[WRITTEN EXERCISE] Exactly reproduce the line that contains "Extract the structured" and all lines after it in the entries below, through the very last line.

[Data entries]

= = = = = = =

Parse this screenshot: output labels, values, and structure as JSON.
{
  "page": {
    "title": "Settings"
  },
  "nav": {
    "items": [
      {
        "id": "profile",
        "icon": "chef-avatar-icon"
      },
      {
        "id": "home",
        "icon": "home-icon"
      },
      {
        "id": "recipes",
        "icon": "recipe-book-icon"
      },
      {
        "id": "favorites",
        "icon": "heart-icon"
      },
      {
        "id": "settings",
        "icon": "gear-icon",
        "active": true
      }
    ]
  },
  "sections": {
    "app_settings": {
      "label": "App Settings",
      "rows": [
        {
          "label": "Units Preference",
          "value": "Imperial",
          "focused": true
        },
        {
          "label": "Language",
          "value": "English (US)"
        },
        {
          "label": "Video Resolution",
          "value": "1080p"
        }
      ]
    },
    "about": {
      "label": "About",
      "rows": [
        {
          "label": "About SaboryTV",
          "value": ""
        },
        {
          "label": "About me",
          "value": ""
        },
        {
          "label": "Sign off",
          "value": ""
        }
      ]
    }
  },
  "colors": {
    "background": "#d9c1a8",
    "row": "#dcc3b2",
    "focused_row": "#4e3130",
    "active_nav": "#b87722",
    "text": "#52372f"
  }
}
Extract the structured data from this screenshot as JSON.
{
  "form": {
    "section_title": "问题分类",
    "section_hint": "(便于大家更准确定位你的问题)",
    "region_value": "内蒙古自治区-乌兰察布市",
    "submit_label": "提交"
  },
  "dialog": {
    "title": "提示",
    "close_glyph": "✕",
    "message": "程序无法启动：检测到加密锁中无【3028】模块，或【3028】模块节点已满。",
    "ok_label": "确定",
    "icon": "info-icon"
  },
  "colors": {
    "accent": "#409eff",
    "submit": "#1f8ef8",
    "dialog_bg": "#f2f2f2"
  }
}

= = = = = = =

[RESULT OF THIS TASK]
Extract the structured data from this screenshot as JSON.
{
  "form": {
    "section_title": "问题分类",
    "section_hint": "(便于大家更准确定位你的问题)",
    "region_value": "内蒙古自治区-乌兰察布市",
    "submit_label": "提交"
  },
  "dialog": {
    "title": "提示",
    "close_glyph": "✕",
    "message": "程序无法启动：检测到加密锁中无【3028】模块，或【3028】模块节点已满。",
    "ok_label": "确定",
    "icon": "info-icon"
  },
  "colors": {
    "accent": "#409eff",
    "submit": "#1f8ef8",
    "dialog_bg": "#f2f2f2"
  }
}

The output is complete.